* [REQUEST] From the entries below, copy every line that holds the word "国家级重点职业学校".

* [Data entries]
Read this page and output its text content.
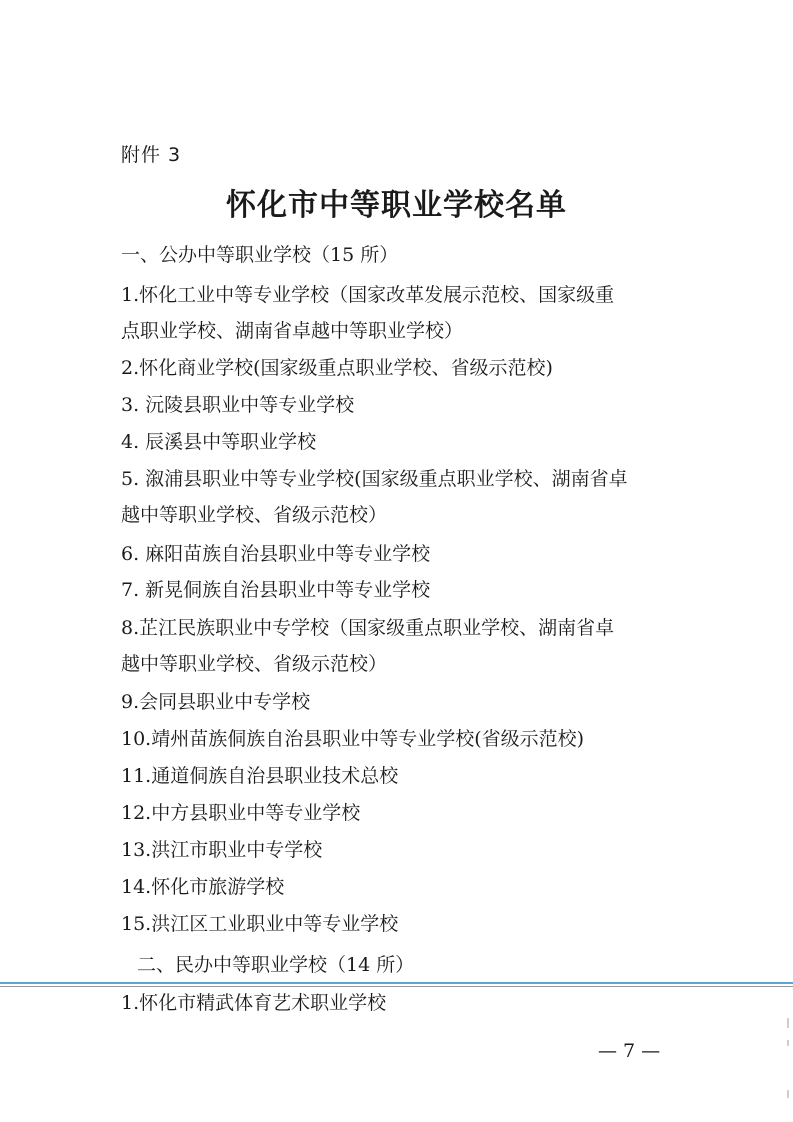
附件 3
怀化市中等职业学校名单
一、公办中等职业学校（15 所）
1.怀化工业中等专业学校（国家改革发展示范校、国家级重
点职业学校、湖南省卓越中等职业学校）
2.怀化商业学校(国家级重点职业学校、省级示范校)
3. 沅陵县职业中等专业学校
4. 辰溪县中等职业学校
5. 溆浦县职业中等专业学校(国家级重点职业学校、湖南省卓
越中等职业学校、省级示范校）
6. 麻阳苗族自治县职业中等专业学校
7. 新晃侗族自治县职业中等专业学校
8.芷江民族职业中专学校（国家级重点职业学校、湖南省卓
越中等职业学校、省级示范校）
9.会同县职业中专学校
10.靖州苗族侗族自治县职业中等专业学校(省级示范校)
11.通道侗族自治县职业技术总校
12.中方县职业中等专业学校
13.洪江市职业中专学校
14.怀化市旅游学校
15.洪江区工业职业中等专业学校
二、民办中等职业学校（14 所）
1.怀化市精武体育艺术职业学校
— 7 —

* [TASK SOLUTION]
2.怀化商业学校(国家级重点职业学校、省级示范校)
5. 溆浦县职业中等专业学校(国家级重点职业学校、湖南省卓
8.芷江民族职业中专学校（国家级重点职业学校、湖南省卓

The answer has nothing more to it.